▶ [Dataset records]
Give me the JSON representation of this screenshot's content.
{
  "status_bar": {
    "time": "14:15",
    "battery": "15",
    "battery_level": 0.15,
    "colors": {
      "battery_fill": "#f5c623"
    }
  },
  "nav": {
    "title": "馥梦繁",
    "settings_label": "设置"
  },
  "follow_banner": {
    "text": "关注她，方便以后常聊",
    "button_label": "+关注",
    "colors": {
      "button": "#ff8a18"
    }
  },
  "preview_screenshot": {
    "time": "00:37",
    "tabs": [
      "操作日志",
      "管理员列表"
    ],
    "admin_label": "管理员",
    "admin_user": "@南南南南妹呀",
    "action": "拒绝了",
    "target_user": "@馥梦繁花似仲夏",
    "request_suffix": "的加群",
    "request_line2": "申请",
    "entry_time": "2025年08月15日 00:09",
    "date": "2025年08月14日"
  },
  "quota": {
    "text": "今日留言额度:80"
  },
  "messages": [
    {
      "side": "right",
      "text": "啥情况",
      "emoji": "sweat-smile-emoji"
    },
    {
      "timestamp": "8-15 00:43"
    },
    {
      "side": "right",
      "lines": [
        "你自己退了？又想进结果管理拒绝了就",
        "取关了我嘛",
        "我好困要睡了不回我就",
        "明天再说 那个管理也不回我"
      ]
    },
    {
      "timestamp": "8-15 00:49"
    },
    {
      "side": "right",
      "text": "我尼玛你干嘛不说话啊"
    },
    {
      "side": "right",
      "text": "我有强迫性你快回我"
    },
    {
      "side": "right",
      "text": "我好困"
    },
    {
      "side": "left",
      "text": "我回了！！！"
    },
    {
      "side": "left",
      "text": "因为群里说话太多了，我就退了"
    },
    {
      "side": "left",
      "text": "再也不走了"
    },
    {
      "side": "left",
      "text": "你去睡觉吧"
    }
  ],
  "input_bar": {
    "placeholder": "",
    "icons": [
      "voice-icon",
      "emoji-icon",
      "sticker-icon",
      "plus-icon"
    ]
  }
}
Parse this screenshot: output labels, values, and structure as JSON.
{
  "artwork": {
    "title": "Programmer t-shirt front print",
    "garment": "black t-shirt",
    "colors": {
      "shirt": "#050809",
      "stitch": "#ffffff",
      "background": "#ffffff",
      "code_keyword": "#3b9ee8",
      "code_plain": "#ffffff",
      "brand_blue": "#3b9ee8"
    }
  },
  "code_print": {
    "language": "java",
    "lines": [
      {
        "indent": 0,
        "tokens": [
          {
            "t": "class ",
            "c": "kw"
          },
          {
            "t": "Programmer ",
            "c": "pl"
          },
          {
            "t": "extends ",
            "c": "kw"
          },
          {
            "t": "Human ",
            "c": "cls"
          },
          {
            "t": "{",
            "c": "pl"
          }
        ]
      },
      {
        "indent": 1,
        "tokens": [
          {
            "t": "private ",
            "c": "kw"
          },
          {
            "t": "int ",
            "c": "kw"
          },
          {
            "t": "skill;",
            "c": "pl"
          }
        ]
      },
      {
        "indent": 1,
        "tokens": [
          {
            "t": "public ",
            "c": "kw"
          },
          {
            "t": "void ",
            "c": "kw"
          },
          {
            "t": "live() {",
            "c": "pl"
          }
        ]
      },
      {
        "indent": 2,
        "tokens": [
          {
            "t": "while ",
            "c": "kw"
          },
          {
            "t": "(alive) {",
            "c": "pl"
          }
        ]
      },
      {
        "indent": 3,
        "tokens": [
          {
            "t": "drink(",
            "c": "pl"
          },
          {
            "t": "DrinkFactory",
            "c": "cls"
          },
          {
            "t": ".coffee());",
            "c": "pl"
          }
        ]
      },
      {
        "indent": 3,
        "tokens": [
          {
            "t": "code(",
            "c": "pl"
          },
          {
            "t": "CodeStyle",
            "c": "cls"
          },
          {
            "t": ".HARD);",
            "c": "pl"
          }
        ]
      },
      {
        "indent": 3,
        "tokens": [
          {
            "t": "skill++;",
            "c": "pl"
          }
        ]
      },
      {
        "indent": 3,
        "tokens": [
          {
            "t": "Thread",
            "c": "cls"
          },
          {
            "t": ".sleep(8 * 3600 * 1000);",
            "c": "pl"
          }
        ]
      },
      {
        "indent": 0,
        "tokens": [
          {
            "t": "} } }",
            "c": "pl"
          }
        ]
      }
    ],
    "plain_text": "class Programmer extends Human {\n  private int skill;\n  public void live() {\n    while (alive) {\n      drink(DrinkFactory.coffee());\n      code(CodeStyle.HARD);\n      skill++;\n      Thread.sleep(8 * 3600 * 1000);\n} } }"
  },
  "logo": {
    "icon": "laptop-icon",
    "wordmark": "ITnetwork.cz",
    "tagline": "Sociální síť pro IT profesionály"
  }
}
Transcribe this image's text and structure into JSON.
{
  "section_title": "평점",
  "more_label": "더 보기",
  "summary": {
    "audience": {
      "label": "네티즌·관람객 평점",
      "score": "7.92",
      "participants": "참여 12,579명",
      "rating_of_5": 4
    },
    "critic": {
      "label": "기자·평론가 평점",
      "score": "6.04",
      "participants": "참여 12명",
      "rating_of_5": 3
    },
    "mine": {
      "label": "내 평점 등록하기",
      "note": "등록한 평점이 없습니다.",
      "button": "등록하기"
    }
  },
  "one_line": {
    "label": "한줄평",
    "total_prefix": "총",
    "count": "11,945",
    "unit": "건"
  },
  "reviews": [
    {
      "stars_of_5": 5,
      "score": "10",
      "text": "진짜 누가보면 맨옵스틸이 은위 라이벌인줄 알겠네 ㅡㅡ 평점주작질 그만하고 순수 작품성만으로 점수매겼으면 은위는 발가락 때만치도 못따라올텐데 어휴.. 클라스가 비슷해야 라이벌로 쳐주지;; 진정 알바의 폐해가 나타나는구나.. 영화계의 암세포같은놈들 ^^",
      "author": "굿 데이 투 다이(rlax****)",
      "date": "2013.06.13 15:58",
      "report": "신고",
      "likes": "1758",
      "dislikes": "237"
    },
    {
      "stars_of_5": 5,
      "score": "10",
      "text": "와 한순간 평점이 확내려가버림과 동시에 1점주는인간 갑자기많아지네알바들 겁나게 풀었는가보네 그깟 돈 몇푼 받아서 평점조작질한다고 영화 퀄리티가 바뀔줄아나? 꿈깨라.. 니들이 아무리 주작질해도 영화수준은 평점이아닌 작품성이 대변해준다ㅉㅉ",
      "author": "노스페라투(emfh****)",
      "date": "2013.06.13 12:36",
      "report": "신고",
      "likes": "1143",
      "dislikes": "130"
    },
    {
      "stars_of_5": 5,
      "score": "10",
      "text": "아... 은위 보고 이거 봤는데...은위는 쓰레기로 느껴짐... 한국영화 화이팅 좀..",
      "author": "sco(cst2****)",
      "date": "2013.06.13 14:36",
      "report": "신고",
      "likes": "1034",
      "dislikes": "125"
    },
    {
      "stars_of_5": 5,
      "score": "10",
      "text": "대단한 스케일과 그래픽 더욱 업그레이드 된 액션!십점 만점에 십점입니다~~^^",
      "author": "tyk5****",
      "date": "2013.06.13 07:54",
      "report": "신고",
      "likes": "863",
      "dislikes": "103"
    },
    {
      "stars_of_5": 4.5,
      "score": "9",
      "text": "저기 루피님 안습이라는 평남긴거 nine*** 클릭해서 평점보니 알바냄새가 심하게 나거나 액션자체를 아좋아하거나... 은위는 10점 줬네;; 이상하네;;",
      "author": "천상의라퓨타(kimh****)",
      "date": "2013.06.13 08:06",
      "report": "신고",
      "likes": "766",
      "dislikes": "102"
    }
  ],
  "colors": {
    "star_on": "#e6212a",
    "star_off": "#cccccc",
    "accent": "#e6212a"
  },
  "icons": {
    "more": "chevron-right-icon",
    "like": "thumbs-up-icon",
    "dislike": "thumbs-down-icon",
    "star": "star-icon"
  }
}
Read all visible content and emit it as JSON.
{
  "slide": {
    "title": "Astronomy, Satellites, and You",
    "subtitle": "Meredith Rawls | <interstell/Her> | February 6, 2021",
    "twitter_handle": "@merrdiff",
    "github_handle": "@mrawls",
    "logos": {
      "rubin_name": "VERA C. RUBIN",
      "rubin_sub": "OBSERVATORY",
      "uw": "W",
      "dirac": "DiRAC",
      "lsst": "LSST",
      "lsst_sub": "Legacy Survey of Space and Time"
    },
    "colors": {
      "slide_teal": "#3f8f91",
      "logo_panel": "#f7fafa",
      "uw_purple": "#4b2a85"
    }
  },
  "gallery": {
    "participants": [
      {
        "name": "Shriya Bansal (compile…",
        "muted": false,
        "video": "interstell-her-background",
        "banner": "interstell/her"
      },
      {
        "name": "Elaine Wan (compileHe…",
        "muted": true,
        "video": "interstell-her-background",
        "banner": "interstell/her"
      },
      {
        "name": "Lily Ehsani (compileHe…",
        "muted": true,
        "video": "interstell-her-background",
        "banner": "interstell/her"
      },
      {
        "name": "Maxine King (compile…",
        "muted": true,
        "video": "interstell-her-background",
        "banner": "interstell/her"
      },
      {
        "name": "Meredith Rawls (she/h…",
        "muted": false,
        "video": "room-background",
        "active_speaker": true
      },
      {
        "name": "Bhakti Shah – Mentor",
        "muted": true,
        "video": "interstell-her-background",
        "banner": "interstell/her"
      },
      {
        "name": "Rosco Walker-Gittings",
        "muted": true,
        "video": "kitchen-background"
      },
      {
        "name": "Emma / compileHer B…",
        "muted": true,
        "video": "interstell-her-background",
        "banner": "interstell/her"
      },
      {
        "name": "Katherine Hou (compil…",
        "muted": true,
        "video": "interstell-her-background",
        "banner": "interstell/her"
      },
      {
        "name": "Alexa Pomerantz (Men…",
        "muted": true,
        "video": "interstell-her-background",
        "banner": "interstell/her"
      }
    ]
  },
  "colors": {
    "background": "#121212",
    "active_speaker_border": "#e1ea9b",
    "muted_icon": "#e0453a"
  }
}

▶ [Aim of the exercise] Tally the lines containing "void". Provide the number without any other words.

▶ [Completed exercise] 2